→ **Extracted records**
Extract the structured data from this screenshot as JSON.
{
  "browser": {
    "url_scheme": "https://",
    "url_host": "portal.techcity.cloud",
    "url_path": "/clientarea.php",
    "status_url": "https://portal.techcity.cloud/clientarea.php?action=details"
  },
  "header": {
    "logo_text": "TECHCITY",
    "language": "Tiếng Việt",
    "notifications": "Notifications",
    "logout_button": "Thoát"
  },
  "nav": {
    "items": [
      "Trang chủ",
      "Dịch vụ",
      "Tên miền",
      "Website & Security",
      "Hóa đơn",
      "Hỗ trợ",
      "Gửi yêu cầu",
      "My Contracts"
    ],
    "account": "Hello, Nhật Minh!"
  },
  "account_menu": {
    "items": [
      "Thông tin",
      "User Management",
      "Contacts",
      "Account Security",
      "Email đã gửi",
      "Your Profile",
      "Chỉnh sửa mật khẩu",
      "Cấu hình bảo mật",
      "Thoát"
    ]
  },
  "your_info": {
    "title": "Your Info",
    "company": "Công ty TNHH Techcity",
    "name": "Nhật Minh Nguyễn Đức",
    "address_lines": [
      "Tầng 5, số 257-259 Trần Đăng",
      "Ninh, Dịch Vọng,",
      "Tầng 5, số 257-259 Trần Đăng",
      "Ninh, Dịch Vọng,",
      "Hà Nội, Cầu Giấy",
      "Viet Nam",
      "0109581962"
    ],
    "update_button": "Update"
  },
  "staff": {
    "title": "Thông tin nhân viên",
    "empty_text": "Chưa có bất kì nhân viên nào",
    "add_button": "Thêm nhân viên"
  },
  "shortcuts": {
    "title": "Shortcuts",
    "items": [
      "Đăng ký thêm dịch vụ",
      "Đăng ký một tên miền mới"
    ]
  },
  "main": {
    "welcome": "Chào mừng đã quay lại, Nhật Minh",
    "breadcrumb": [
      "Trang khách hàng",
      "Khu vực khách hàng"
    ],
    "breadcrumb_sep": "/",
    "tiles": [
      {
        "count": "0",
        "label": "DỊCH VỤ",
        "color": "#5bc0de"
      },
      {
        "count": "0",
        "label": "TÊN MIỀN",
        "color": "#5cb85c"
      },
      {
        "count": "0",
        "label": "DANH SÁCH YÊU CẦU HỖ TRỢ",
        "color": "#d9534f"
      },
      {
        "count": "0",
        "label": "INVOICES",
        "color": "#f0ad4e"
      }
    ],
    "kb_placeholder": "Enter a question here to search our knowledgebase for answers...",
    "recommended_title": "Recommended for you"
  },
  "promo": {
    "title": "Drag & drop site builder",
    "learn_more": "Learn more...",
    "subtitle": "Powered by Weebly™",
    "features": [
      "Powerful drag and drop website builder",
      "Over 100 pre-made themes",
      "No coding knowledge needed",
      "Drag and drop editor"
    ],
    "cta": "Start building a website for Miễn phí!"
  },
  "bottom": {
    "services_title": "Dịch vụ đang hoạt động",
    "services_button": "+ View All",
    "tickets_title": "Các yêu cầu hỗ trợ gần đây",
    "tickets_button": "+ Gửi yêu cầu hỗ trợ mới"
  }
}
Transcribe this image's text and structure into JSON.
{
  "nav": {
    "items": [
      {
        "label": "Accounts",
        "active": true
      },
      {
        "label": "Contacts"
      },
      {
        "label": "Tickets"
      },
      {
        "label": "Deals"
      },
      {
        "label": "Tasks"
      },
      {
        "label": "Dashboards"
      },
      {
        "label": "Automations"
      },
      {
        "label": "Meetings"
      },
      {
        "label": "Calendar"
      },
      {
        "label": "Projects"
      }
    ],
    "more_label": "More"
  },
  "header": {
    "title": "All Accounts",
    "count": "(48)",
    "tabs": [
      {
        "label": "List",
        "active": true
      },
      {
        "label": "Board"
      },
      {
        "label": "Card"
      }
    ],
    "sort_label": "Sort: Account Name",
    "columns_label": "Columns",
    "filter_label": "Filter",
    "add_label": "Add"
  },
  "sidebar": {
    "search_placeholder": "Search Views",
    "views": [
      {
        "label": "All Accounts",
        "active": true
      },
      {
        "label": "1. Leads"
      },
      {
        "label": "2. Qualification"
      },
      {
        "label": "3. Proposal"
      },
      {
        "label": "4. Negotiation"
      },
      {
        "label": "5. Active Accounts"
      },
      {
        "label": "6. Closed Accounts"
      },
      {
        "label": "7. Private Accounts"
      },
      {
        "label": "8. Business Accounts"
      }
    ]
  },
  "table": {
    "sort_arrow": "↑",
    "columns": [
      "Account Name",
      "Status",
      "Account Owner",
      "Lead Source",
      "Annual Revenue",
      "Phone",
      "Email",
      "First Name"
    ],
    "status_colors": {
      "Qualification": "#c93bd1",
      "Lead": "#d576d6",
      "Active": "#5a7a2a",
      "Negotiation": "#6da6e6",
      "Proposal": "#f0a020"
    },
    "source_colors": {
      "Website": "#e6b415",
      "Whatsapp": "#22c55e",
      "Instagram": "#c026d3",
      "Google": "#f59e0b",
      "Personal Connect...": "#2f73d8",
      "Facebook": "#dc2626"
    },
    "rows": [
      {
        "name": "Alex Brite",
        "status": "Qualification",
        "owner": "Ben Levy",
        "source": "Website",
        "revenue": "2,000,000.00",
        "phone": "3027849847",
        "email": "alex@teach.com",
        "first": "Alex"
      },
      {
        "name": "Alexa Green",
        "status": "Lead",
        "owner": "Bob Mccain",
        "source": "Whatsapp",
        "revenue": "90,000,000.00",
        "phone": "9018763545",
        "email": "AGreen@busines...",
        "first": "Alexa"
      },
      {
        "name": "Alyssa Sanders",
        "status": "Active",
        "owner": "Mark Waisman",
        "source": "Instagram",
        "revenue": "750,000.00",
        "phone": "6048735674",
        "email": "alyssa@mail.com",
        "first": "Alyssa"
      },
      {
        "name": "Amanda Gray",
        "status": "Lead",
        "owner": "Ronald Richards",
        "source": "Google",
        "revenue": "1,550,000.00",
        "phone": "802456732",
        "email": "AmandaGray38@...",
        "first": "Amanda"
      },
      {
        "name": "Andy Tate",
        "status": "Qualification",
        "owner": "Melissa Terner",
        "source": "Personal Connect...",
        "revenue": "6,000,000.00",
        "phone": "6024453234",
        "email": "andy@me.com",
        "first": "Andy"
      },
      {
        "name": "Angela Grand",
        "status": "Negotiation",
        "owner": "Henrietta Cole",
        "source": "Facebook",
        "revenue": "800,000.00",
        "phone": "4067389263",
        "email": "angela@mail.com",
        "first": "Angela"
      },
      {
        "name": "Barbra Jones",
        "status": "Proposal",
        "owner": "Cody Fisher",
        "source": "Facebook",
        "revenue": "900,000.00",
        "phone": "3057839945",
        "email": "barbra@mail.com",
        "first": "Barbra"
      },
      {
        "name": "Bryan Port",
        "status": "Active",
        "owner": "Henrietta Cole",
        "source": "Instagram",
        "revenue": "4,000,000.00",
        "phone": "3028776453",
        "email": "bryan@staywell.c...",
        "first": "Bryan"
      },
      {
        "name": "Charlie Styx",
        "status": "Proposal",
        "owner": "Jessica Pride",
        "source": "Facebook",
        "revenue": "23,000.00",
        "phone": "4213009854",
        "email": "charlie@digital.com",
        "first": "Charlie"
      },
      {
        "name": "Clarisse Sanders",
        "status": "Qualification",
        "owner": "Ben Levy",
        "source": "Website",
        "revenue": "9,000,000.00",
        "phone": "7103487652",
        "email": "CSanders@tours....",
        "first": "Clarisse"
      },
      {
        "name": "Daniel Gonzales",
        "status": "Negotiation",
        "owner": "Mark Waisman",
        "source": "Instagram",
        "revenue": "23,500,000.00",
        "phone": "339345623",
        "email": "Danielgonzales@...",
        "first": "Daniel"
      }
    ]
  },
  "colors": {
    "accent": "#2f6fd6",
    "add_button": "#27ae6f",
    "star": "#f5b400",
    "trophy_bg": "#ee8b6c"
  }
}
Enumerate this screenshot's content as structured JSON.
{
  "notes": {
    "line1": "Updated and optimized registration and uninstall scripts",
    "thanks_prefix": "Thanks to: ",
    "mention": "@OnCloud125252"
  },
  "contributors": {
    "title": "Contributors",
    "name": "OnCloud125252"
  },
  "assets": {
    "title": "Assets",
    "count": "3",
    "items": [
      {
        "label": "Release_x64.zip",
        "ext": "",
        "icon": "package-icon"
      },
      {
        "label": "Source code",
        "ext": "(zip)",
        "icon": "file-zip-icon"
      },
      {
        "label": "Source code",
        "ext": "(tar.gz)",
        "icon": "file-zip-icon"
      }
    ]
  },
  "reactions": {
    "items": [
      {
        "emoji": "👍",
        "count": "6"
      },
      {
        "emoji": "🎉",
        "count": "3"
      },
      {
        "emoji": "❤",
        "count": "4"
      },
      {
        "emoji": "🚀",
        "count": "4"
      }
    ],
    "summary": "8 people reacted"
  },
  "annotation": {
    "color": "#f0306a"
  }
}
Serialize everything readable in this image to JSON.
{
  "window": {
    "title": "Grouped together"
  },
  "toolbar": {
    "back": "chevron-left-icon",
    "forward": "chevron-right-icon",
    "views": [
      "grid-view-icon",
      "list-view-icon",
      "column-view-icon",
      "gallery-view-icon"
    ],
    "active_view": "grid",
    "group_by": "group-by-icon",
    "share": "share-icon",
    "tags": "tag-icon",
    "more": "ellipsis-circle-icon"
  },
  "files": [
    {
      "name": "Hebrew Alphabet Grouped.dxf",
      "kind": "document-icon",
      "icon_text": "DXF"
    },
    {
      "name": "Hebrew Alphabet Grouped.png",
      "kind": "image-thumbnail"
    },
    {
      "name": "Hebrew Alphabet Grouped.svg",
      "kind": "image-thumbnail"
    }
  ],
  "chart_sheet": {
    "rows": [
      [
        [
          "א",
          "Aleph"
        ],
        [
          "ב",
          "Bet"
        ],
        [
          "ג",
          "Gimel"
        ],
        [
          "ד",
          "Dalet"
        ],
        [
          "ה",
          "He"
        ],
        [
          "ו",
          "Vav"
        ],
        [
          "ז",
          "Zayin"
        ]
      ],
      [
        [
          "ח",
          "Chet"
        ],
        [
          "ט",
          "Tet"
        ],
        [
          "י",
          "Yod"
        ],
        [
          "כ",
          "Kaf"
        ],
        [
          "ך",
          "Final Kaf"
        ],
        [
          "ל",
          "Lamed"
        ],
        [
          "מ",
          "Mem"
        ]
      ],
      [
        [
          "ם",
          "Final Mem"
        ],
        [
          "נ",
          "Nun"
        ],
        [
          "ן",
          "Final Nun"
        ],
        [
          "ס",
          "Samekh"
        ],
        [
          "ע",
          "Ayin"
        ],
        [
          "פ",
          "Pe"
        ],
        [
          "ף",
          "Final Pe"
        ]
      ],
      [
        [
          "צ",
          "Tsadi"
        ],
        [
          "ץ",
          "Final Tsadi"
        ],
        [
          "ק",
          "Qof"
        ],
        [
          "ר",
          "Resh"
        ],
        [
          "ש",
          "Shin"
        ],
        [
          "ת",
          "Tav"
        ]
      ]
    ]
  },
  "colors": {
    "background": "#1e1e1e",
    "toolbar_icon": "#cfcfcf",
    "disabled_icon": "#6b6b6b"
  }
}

→ **Requirement**
Lines containing the word "Nhật" must all be returned from the material above.

→ **Output below**
    "account": "Hello, Nhật Minh!"
    "name": "Nhật Minh Nguyễn Đức",
    "welcome": "Chào mừng đã quay lại, Nhật Minh",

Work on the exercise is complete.